>> Start Working data

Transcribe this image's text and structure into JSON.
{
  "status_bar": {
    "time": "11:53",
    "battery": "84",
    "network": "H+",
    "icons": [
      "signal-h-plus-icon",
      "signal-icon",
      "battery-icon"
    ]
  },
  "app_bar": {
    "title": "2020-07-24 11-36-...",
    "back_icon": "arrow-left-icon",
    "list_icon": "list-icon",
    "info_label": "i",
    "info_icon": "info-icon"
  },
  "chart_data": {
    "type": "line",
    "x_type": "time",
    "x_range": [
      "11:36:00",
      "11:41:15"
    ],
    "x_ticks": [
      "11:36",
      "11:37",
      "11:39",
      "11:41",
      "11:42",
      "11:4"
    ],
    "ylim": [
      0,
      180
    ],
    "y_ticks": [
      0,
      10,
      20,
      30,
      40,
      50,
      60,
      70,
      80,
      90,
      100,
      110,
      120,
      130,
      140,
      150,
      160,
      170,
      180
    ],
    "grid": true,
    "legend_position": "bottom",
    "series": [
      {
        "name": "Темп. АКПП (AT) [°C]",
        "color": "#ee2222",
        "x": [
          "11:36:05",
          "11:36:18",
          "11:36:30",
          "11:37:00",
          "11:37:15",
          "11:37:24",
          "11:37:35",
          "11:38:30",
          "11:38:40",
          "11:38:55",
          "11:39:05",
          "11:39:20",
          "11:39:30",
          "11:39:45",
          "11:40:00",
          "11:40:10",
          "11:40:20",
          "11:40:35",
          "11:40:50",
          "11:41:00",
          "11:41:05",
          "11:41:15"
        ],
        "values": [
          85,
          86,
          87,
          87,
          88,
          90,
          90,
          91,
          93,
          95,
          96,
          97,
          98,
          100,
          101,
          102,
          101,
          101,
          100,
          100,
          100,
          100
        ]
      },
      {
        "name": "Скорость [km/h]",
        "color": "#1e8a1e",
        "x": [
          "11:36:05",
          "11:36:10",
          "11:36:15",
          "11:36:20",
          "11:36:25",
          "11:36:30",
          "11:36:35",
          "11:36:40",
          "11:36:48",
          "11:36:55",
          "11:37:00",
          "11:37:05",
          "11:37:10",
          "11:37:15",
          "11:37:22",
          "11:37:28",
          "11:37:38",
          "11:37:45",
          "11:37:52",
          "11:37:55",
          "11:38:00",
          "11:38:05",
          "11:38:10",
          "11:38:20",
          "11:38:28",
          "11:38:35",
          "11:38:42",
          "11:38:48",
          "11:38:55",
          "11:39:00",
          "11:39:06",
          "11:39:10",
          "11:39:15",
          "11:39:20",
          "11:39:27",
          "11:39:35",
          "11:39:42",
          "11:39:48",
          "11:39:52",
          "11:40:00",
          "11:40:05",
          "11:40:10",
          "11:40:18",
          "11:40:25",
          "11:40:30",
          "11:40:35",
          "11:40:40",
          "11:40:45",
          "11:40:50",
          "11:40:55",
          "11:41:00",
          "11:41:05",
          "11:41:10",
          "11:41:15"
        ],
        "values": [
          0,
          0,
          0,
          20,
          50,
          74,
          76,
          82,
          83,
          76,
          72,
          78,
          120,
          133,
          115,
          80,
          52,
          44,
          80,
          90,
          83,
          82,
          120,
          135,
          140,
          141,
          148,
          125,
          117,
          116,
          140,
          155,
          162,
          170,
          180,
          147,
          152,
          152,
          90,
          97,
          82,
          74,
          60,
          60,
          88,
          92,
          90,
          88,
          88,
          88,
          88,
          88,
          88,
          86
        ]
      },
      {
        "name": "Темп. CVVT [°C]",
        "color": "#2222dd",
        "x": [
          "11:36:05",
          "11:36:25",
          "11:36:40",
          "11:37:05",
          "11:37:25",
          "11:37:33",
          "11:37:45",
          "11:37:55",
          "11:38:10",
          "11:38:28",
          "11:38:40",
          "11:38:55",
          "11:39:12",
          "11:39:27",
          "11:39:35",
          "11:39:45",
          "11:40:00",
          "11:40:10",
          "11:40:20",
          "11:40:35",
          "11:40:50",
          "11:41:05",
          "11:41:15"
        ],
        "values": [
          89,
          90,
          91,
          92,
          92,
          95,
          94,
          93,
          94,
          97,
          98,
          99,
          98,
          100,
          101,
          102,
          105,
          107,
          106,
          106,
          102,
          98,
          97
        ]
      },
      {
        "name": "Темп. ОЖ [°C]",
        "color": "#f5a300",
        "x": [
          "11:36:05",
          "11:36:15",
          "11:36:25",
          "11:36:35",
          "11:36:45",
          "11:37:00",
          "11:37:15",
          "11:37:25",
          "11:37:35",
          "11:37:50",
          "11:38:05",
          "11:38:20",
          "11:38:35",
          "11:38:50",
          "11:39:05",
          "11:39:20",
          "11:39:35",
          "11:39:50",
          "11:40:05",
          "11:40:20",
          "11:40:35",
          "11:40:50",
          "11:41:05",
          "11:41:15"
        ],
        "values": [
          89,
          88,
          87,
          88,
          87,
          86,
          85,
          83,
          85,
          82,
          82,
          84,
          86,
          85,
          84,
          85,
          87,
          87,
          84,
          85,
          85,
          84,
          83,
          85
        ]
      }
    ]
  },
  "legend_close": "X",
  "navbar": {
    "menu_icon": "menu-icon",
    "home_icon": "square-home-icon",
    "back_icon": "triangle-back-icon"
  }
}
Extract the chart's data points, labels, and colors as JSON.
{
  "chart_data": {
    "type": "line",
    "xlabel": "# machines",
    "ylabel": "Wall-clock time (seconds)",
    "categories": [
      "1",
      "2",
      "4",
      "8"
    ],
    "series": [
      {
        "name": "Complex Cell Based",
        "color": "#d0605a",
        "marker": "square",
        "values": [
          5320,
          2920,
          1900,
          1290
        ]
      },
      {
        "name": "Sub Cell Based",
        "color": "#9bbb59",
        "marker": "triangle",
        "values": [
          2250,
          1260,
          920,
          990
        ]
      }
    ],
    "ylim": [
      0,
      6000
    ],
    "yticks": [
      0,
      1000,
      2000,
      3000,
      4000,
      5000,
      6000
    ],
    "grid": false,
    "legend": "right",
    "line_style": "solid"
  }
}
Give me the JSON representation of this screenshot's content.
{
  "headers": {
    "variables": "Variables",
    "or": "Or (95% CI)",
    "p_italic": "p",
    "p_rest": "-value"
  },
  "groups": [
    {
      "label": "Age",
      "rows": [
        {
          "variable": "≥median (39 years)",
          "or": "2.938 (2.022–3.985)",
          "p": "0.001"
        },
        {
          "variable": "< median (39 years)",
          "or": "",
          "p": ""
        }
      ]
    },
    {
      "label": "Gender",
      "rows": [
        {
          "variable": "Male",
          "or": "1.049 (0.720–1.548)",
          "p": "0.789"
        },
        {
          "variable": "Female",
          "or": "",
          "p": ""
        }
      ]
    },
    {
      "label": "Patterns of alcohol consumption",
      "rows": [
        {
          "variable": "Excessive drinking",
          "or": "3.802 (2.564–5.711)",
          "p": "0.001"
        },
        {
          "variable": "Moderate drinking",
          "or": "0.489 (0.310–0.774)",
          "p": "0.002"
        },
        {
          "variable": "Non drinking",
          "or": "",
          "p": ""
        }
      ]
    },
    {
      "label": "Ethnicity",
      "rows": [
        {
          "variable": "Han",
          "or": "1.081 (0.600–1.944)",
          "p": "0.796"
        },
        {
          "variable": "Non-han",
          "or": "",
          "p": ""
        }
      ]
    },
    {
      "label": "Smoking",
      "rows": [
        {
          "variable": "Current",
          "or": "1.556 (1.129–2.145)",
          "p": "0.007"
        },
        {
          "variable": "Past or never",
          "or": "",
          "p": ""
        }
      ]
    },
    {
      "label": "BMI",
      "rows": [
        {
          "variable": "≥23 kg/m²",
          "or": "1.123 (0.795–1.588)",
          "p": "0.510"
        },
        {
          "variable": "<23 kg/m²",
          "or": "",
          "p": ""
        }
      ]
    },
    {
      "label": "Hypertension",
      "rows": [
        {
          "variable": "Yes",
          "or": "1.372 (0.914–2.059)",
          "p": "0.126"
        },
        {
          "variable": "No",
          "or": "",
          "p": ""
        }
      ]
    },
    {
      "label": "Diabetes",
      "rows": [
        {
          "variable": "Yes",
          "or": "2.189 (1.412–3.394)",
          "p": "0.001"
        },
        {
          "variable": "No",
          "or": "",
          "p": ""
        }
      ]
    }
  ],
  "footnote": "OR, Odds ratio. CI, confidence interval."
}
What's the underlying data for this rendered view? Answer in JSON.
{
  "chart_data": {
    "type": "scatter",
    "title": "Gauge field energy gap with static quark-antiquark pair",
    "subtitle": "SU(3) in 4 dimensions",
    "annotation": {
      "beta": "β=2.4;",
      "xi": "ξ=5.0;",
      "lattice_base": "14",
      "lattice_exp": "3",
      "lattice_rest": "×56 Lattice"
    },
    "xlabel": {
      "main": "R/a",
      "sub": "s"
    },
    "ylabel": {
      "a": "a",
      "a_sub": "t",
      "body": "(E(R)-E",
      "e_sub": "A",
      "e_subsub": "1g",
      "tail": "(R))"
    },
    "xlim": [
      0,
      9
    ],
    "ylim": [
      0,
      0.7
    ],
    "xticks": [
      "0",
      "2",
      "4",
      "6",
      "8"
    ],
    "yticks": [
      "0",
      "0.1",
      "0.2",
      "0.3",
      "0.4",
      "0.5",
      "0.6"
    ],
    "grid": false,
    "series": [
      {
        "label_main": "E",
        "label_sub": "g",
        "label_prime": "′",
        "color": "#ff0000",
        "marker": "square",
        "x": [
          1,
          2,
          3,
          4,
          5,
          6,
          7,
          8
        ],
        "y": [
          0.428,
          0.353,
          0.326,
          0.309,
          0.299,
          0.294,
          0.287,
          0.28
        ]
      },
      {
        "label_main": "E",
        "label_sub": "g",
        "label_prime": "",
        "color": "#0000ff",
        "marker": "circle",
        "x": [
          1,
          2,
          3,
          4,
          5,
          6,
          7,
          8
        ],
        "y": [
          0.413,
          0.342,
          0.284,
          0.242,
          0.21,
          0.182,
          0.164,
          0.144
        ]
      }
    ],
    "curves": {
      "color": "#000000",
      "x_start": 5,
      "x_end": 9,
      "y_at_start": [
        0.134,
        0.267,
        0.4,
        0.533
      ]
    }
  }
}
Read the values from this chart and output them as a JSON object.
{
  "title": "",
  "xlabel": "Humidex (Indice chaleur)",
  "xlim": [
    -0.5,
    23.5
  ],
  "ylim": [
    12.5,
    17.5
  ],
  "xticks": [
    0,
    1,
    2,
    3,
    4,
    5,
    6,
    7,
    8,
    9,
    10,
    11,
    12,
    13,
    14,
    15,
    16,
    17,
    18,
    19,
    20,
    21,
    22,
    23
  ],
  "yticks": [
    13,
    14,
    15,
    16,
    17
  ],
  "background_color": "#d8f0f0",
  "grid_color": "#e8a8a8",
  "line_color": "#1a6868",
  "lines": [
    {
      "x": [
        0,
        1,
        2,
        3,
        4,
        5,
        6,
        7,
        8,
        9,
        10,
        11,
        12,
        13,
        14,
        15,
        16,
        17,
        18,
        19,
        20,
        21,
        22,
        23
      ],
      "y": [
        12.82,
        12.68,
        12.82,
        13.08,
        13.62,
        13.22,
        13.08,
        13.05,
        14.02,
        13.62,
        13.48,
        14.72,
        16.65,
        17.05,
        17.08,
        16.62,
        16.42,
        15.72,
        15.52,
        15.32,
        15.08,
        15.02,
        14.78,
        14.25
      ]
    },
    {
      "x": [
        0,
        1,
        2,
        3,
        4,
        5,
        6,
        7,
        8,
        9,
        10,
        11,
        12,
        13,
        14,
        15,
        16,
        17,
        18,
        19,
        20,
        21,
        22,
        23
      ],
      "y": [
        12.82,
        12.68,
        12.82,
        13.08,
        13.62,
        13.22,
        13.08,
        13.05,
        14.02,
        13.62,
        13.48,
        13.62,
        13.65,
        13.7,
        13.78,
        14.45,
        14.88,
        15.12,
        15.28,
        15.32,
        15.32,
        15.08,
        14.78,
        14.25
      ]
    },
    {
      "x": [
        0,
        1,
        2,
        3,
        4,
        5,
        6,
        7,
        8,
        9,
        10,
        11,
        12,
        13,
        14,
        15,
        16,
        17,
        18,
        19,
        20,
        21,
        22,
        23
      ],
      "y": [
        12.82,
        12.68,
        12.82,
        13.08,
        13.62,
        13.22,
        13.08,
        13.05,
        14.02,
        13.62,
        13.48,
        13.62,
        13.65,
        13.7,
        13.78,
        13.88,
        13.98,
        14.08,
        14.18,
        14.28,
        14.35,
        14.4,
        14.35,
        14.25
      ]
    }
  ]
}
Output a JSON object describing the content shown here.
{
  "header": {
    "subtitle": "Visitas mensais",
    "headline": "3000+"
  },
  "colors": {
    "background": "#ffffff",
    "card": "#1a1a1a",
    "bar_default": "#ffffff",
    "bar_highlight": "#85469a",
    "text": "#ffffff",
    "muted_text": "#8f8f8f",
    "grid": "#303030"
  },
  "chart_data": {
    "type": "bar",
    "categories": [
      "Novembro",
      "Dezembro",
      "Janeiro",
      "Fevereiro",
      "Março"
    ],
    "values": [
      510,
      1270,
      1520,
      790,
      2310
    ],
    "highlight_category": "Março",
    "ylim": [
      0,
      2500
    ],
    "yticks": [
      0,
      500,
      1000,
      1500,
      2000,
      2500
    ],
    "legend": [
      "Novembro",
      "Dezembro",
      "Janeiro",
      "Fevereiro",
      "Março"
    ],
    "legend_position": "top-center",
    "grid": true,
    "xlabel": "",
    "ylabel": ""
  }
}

>> End Working data

▶ [Directions]
Where a line above contains the word "median", copy that line.

▶ [Correct answer]
          "variable": "≥median (39 years)",
          "variable": "< median (39 years)",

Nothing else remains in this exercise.